### TASK DETAILS
Answer with nothing except the number of lines that contain the word "ylabel".
# TASK DATA start
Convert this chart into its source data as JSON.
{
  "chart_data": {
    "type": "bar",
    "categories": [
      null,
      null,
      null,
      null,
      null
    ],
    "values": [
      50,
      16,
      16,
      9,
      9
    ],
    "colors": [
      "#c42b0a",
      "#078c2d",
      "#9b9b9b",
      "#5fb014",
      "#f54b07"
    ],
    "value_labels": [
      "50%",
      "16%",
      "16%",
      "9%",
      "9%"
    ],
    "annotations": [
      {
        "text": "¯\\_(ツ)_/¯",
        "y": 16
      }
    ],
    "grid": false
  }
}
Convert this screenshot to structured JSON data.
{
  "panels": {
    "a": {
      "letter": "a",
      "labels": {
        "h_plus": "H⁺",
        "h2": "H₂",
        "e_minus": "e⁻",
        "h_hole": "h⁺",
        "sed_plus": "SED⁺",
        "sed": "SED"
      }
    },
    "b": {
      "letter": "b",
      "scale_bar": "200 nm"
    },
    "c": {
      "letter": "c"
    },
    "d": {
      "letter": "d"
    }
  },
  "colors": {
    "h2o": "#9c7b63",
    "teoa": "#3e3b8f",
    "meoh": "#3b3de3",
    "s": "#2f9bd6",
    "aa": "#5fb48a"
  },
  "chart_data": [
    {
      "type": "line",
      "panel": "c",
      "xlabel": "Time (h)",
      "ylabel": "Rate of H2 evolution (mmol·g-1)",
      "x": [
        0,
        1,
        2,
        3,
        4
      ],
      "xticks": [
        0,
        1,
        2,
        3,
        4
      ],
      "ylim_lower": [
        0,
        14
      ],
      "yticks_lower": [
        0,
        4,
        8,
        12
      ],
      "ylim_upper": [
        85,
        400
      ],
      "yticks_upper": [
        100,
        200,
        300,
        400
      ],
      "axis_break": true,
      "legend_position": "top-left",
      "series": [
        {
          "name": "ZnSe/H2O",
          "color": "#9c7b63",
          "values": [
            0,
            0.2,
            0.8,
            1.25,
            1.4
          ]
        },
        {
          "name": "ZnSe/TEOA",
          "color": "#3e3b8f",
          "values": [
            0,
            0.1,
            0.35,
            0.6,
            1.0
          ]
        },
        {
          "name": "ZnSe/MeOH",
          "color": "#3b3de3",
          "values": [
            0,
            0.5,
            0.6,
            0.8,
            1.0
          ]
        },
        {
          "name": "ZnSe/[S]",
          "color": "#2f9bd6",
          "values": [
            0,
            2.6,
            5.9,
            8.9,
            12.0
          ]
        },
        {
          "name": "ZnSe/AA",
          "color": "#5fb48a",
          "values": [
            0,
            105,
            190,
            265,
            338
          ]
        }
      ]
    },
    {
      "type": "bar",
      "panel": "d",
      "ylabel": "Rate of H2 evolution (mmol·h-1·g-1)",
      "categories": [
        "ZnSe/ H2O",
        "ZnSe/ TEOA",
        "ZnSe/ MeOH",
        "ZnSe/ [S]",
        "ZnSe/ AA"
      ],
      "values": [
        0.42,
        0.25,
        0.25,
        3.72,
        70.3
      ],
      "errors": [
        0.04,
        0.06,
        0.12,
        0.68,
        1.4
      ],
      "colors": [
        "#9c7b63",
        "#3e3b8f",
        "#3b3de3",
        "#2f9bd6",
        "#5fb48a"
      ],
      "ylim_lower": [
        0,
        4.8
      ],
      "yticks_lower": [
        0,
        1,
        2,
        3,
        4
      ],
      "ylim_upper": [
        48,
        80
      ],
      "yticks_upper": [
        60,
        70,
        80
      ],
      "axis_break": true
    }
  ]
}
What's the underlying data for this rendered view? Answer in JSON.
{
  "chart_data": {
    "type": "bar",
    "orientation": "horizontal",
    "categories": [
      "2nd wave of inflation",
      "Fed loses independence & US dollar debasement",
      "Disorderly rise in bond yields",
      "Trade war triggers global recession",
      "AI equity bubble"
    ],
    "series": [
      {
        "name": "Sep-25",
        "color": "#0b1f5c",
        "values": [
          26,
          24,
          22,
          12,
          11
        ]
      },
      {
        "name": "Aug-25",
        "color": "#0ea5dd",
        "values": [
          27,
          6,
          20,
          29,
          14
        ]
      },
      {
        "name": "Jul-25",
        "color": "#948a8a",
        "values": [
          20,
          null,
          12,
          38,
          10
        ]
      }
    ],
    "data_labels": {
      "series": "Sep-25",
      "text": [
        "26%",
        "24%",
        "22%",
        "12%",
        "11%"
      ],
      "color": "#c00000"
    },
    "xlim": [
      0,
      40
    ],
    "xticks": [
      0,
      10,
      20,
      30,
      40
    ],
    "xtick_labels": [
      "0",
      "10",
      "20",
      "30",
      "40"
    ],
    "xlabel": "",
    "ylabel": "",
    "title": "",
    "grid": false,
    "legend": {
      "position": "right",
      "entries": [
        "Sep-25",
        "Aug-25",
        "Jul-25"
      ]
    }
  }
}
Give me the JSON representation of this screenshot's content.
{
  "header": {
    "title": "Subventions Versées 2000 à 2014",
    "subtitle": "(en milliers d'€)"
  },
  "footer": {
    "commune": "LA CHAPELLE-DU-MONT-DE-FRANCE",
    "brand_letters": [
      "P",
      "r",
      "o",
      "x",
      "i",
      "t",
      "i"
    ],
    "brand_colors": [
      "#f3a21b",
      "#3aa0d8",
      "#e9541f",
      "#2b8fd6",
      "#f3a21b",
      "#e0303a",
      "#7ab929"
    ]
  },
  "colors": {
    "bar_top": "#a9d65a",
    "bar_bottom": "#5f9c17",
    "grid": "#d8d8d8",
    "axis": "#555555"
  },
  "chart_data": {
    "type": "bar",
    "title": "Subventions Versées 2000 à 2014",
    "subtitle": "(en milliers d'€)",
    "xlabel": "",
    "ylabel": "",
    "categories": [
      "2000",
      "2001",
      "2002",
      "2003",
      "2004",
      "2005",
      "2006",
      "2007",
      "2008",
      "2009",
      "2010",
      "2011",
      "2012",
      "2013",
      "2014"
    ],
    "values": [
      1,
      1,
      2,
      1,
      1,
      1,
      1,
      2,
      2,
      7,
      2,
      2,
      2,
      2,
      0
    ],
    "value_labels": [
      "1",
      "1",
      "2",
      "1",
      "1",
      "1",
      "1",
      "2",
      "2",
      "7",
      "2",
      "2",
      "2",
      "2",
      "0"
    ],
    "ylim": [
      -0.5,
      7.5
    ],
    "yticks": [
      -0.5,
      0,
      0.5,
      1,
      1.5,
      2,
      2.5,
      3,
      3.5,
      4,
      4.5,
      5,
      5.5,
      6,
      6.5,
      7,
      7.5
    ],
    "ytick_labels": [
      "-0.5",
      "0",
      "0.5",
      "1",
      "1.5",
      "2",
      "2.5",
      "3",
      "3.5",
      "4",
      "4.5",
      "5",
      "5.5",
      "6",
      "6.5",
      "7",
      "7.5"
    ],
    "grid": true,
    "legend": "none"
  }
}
# TASK DATA end
### RESULT
4